--- WHAT IS BEING ASKED ---
What follows is a listing; restate every line of it word for word.

--- GIVEN DATA ---

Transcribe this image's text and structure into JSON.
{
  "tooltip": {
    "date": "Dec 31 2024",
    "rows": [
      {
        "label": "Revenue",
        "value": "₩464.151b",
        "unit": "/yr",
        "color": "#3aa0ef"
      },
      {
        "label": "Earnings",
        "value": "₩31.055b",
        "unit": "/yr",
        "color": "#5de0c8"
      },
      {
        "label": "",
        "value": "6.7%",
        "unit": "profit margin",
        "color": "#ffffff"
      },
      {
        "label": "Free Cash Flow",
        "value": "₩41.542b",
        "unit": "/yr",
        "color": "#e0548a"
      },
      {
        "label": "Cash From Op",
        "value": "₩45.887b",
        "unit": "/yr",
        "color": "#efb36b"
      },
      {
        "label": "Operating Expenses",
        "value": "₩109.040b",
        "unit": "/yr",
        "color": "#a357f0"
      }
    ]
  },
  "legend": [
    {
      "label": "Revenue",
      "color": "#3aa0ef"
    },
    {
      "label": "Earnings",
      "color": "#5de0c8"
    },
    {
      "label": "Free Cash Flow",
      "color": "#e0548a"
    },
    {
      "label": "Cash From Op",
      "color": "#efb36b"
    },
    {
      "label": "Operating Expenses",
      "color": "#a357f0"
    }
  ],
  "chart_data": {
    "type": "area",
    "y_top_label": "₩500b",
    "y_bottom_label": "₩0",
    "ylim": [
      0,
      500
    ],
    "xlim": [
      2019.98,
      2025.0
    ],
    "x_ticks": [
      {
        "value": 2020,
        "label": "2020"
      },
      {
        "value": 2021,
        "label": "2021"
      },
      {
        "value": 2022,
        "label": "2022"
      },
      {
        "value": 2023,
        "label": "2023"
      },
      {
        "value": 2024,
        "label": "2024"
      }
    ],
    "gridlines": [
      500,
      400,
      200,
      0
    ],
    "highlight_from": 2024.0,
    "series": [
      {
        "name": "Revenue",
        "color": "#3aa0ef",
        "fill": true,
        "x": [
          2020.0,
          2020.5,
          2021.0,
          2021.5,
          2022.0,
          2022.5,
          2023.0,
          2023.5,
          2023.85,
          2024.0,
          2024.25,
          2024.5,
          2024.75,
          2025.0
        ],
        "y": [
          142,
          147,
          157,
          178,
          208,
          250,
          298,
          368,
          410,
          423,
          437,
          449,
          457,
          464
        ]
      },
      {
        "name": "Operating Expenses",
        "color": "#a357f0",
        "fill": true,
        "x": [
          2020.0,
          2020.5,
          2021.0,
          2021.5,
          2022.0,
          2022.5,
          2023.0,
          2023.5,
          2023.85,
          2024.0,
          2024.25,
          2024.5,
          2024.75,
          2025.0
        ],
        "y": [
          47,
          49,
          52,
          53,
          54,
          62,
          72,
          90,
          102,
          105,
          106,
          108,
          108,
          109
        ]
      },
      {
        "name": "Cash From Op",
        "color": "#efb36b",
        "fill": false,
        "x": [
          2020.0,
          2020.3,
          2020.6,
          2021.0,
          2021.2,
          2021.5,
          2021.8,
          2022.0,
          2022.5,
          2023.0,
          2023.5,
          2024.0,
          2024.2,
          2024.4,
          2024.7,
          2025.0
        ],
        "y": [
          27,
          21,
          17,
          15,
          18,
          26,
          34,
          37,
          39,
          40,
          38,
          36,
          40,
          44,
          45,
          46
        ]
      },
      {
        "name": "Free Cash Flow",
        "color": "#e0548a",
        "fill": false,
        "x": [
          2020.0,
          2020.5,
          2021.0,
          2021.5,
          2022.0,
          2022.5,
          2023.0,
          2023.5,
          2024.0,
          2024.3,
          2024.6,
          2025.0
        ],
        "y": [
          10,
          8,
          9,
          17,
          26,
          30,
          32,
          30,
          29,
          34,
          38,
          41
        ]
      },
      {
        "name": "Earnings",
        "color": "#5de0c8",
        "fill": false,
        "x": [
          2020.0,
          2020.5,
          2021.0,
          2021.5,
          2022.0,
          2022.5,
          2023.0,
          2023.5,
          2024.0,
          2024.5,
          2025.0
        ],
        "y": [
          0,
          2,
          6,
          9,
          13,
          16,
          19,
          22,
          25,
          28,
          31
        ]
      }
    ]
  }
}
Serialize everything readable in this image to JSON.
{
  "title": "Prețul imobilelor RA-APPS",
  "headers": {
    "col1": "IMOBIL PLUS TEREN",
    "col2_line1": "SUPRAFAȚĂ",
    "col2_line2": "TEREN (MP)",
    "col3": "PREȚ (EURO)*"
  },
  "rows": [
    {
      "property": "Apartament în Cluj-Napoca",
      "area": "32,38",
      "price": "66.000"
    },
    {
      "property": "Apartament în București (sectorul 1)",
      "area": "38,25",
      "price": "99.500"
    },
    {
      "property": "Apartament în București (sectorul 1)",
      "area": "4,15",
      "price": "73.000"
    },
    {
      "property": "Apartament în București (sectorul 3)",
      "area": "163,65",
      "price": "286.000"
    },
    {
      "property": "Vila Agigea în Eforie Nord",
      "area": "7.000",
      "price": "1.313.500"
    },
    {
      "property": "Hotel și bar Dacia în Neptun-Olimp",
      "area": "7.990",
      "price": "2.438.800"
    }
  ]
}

--- OUTPUT BELOW ---
Transcribe this image's text and structure into JSON.
{
  "tooltip": {
    "date": "Dec 31 2024",
    "rows": [
      {
        "label": "Revenue",
        "value": "₩464.151b",
        "unit": "/yr",
        "color": "#3aa0ef"
      },
      {
        "label": "Earnings",
        "value": "₩31.055b",
        "unit": "/yr",
        "color": "#5de0c8"
      },
      {
        "label": "",
        "value": "6.7%",
        "unit": "profit margin",
        "color": "#ffffff"
      },
      {
        "label": "Free Cash Flow",
        "value": "₩41.542b",
        "unit": "/yr",
        "color": "#e0548a"
      },
      {
        "label": "Cash From Op",
        "value": "₩45.887b",
        "unit": "/yr",
        "color": "#efb36b"
      },
      {
        "label": "Operating Expenses",
        "value": "₩109.040b",
        "unit": "/yr",
        "color": "#a357f0"
      }
    ]
  },
  "legend": [
    {
      "label": "Revenue",
      "color": "#3aa0ef"
    },
    {
      "label": "Earnings",
      "color": "#5de0c8"
    },
    {
      "label": "Free Cash Flow",
      "color": "#e0548a"
    },
    {
      "label": "Cash From Op",
      "color": "#efb36b"
    },
    {
      "label": "Operating Expenses",
      "color": "#a357f0"
    }
  ],
  "chart_data": {
    "type": "area",
    "y_top_label": "₩500b",
    "y_bottom_label": "₩0",
    "ylim": [
      0,
      500
    ],
    "xlim": [
      2019.98,
      2025.0
    ],
    "x_ticks": [
      {
        "value": 2020,
        "label": "2020"
      },
      {
        "value": 2021,
        "label": "2021"
      },
      {
        "value": 2022,
        "label": "2022"
      },
      {
        "value": 2023,
        "label": "2023"
      },
      {
        "value": 2024,
        "label": "2024"
      }
    ],
    "gridlines": [
      500,
      400,
      200,
      0
    ],
    "highlight_from": 2024.0,
    "series": [
      {
        "name": "Revenue",
        "color": "#3aa0ef",
        "fill": true,
        "x": [
          2020.0,
          2020.5,
          2021.0,
          2021.5,
          2022.0,
          2022.5,
          2023.0,
          2023.5,
          2023.85,
          2024.0,
          2024.25,
          2024.5,
          2024.75,
          2025.0
        ],
        "y": [
          142,
          147,
          157,
          178,
          208,
          250,
          298,
          368,
          410,
          423,
          437,
          449,
          457,
          464
        ]
      },
      {
        "name": "Operating Expenses",
        "color": "#a357f0",
        "fill": true,
        "x": [
          2020.0,
          2020.5,
          2021.0,
          2021.5,
          2022.0,
          2022.5,
          2023.0,
          2023.5,
          2023.85,
          2024.0,
          2024.25,
          2024.5,
          2024.75,
          2025.0
        ],
        "y": [
          47,
          49,
          52,
          53,
          54,
          62,
          72,
          90,
          102,
          105,
          106,
          108,
          108,
          109
        ]
      },
      {
        "name": "Cash From Op",
        "color": "#efb36b",
        "fill": false,
        "x": [
          2020.0,
          2020.3,
          2020.6,
          2021.0,
          2021.2,
          2021.5,
          2021.8,
          2022.0,
          2022.5,
          2023.0,
          2023.5,
          2024.0,
          2024.2,
          2024.4,
          2024.7,
          2025.0
        ],
        "y": [
          27,
          21,
          17,
          15,
          18,
          26,
          34,
          37,
          39,
          40,
          38,
          36,
          40,
          44,
          45,
          46
        ]
      },
      {
        "name": "Free Cash Flow",
        "color": "#e0548a",
        "fill": false,
        "x": [
          2020.0,
          2020.5,
          2021.0,
          2021.5,
          2022.0,
          2022.5,
          2023.0,
          2023.5,
          2024.0,
          2024.3,
          2024.6,
          2025.0
        ],
        "y": [
          10,
          8,
          9,
          17,
          26,
          30,
          32,
          30,
          29,
          34,
          38,
          41
        ]
      },
      {
        "name": "Earnings",
        "color": "#5de0c8",
        "fill": false,
        "x": [
          2020.0,
          2020.5,
          2021.0,
          2021.5,
          2022.0,
          2022.5,
          2023.0,
          2023.5,
          2024.0,
          2024.5,
          2025.0
        ],
        "y": [
          0,
          2,
          6,
          9,
          13,
          16,
          19,
          22,
          25,
          28,
          31
        ]
      }
    ]
  }
}
Serialize everything readable in this image to JSON.
{
  "title": "Prețul imobilelor RA-APPS",
  "headers": {
    "col1": "IMOBIL PLUS TEREN",
    "col2_line1": "SUPRAFAȚĂ",
    "col2_line2": "TEREN (MP)",
    "col3": "PREȚ (EURO)*"
  },
  "rows": [
    {
      "property": "Apartament în Cluj-Napoca",
      "area": "32,38",
      "price": "66.000"
    },
    {
      "property": "Apartament în București (sectorul 1)",
      "area": "38,25",
      "price": "99.500"
    },
    {
      "property": "Apartament în București (sectorul 1)",
      "area": "4,15",
      "price": "73.000"
    },
    {
      "property": "Apartament în București (sectorul 3)",
      "area": "163,65",
      "price": "286.000"
    },
    {
      "property": "Vila Agigea în Eforie Nord",
      "area": "7.000",
      "price": "1.313.500"
    },
    {
      "property": "Hotel și bar Dacia în Neptun-Olimp",
      "area": "7.990",
      "price": "2.438.800"
    }
  ]
}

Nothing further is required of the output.